Problem to solve: Print all of the data exactly as written.

Data provided:
■ ■ ■ ■

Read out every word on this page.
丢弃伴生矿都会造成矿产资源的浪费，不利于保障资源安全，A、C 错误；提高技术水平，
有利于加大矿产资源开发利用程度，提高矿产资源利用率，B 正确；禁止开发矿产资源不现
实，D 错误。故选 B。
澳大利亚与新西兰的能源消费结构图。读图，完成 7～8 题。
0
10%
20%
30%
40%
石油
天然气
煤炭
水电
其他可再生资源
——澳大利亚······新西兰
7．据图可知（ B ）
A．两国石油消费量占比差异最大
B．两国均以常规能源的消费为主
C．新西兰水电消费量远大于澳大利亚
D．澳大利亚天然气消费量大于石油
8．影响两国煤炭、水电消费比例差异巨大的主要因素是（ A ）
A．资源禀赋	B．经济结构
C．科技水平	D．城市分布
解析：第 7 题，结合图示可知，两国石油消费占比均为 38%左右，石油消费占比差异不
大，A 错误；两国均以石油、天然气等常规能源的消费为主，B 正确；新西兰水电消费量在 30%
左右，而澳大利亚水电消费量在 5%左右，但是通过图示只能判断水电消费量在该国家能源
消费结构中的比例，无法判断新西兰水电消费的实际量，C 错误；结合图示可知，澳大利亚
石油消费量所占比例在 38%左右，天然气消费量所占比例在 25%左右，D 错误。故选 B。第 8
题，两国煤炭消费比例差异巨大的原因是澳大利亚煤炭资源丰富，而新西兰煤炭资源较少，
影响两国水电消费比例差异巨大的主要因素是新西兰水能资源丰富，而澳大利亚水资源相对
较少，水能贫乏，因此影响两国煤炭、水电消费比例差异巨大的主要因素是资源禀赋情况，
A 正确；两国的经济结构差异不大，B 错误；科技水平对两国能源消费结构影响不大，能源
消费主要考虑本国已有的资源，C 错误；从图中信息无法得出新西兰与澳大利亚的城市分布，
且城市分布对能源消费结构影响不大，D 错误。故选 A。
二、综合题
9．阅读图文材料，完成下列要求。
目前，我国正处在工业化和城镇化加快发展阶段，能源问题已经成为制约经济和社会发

■ ■ ■ ■

The response:
Read out every word on this page.
丢弃伴生矿都会造成矿产资源的浪费，不利于保障资源安全，A、C 错误；提高技术水平，
有利于加大矿产资源开发利用程度，提高矿产资源利用率，B 正确；禁止开发矿产资源不现
实，D 错误。故选 B。
澳大利亚与新西兰的能源消费结构图。读图，完成 7～8 题。
0
10%
20%
30%
40%
石油
天然气
煤炭
水电
其他可再生资源
——澳大利亚······新西兰
7．据图可知（ B ）
A．两国石油消费量占比差异最大
B．两国均以常规能源的消费为主
C．新西兰水电消费量远大于澳大利亚
D．澳大利亚天然气消费量大于石油
8．影响两国煤炭、水电消费比例差异巨大的主要因素是（ A ）
A．资源禀赋	B．经济结构
C．科技水平	D．城市分布
解析：第 7 题，结合图示可知，两国石油消费占比均为 38%左右，石油消费占比差异不
大，A 错误；两国均以石油、天然气等常规能源的消费为主，B 正确；新西兰水电消费量在 30%
左右，而澳大利亚水电消费量在 5%左右，但是通过图示只能判断水电消费量在该国家能源
消费结构中的比例，无法判断新西兰水电消费的实际量，C 错误；结合图示可知，澳大利亚
石油消费量所占比例在 38%左右，天然气消费量所占比例在 25%左右，D 错误。故选 B。第 8
题，两国煤炭消费比例差异巨大的原因是澳大利亚煤炭资源丰富，而新西兰煤炭资源较少，
影响两国水电消费比例差异巨大的主要因素是新西兰水能资源丰富，而澳大利亚水资源相对
较少，水能贫乏，因此影响两国煤炭、水电消费比例差异巨大的主要因素是资源禀赋情况，
A 正确；两国的经济结构差异不大，B 错误；科技水平对两国能源消费结构影响不大，能源
消费主要考虑本国已有的资源，C 错误；从图中信息无法得出新西兰与澳大利亚的城市分布，
且城市分布对能源消费结构影响不大，D 错误。故选 A。
二、综合题
9．阅读图文材料，完成下列要求。
目前，我国正处在工业化和城镇化加快发展阶段，能源问题已经成为制约经济和社会发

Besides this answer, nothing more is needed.